-------- LISTED ENTRIES --------

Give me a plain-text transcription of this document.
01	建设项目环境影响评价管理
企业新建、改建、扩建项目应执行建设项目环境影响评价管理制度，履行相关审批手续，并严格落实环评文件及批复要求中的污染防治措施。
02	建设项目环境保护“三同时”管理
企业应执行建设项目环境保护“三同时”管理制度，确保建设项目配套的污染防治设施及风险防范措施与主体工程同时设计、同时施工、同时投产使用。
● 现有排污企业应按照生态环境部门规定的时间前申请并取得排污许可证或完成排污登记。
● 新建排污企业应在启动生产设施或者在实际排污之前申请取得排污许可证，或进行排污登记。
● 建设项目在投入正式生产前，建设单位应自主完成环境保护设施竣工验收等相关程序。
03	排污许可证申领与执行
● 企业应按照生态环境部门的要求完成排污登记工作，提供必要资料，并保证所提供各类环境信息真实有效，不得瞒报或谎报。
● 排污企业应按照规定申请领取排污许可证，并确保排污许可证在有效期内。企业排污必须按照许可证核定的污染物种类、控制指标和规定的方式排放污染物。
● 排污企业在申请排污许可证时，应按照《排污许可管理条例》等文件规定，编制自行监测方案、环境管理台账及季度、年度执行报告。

--------

WORK INSTRUCTIONS → Restate the data above word for word, please.

FINAL RESULT →
Give me a plain-text transcription of this document.
01	建设项目环境影响评价管理
企业新建、改建、扩建项目应执行建设项目环境影响评价管理制度，履行相关审批手续，并严格落实环评文件及批复要求中的污染防治措施。
02	建设项目环境保护“三同时”管理
企业应执行建设项目环境保护“三同时”管理制度，确保建设项目配套的污染防治设施及风险防范措施与主体工程同时设计、同时施工、同时投产使用。
● 现有排污企业应按照生态环境部门规定的时间前申请并取得排污许可证或完成排污登记。
● 新建排污企业应在启动生产设施或者在实际排污之前申请取得排污许可证，或进行排污登记。
● 建设项目在投入正式生产前，建设单位应自主完成环境保护设施竣工验收等相关程序。
03	排污许可证申领与执行
● 企业应按照生态环境部门的要求完成排污登记工作，提供必要资料，并保证所提供各类环境信息真实有效，不得瞒报或谎报。
● 排污企业应按照规定申请领取排污许可证，并确保排污许可证在有效期内。企业排污必须按照许可证核定的污染物种类、控制指标和规定的方式排放污染物。
● 排污企业在申请排污许可证时，应按照《排污许可管理条例》等文件规定，编制自行监测方案、环境管理台账及季度、年度执行报告。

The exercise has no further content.